STATED TASK
Rewrite the listing below, putting "star-symbol" in place of every "star-icon" and keeping everything else the same.

TASK INPUTS

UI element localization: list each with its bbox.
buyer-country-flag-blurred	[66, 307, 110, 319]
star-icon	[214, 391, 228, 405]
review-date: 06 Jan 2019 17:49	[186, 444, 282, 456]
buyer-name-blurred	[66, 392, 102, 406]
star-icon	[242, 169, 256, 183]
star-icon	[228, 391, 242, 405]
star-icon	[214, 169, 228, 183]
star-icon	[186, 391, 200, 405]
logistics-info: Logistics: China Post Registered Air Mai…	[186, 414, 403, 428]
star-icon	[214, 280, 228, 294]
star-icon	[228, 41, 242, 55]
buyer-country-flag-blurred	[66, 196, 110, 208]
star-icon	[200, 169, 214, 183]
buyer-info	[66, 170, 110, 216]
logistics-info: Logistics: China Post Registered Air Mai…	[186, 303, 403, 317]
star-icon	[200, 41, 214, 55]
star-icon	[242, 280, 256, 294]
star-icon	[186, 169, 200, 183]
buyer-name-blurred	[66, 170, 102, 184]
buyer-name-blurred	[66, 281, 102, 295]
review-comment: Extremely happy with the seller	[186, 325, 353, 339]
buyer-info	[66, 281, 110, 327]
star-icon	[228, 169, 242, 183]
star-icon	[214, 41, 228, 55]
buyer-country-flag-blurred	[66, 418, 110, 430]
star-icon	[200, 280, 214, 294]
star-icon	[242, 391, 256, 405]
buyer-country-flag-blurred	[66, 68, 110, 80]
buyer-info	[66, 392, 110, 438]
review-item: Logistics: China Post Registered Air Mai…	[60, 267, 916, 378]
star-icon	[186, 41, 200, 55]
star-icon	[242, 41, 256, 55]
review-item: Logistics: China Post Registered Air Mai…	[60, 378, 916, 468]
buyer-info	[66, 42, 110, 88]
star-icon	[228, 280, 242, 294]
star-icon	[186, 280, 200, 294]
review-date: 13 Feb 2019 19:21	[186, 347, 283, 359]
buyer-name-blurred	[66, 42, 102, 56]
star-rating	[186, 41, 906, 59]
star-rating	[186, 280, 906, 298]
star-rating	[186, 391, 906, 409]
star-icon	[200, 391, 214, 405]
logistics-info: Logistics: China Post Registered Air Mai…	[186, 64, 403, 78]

FULL SOLUTION
UI element localization: list each with its bbox.
buyer-country-flag-blurred	[66, 307, 110, 319]
star-symbol	[214, 391, 228, 405]
review-date: 06 Jan 2019 17:49	[186, 444, 282, 456]
buyer-name-blurred	[66, 392, 102, 406]
star-symbol	[242, 169, 256, 183]
star-symbol	[228, 391, 242, 405]
star-symbol	[214, 169, 228, 183]
star-symbol	[186, 391, 200, 405]
logistics-info: Logistics: China Post Registered Air Mai…	[186, 414, 403, 428]
star-symbol	[214, 280, 228, 294]
star-symbol	[228, 41, 242, 55]
buyer-country-flag-blurred	[66, 196, 110, 208]
star-symbol	[200, 169, 214, 183]
buyer-info	[66, 170, 110, 216]
logistics-info: Logistics: China Post Registered Air Mai…	[186, 303, 403, 317]
star-symbol	[200, 41, 214, 55]
star-symbol	[242, 280, 256, 294]
star-symbol	[186, 169, 200, 183]
buyer-name-blurred	[66, 170, 102, 184]
buyer-name-blurred	[66, 281, 102, 295]
review-comment: Extremely happy with the seller	[186, 325, 353, 339]
buyer-info	[66, 281, 110, 327]
star-symbol	[228, 169, 242, 183]
star-symbol	[214, 41, 228, 55]
buyer-country-flag-blurred	[66, 418, 110, 430]
star-symbol	[200, 280, 214, 294]
star-symbol	[242, 391, 256, 405]
buyer-country-flag-blurred	[66, 68, 110, 80]
buyer-info	[66, 392, 110, 438]
review-item: Logistics: China Post Registered Air Mai…	[60, 267, 916, 378]
star-symbol	[186, 41, 200, 55]
star-symbol	[242, 41, 256, 55]
review-item: Logistics: China Post Registered Air Mai…	[60, 378, 916, 468]
buyer-info	[66, 42, 110, 88]
star-symbol	[228, 280, 242, 294]
star-symbol	[186, 280, 200, 294]
review-date: 13 Feb 2019 19:21	[186, 347, 283, 359]
buyer-name-blurred	[66, 42, 102, 56]
star-rating	[186, 41, 906, 59]
star-rating	[186, 280, 906, 298]
star-rating	[186, 391, 906, 409]
star-symbol	[200, 391, 214, 405]
logistics-info: Logistics: China Post Registered Air Mai…	[186, 64, 403, 78]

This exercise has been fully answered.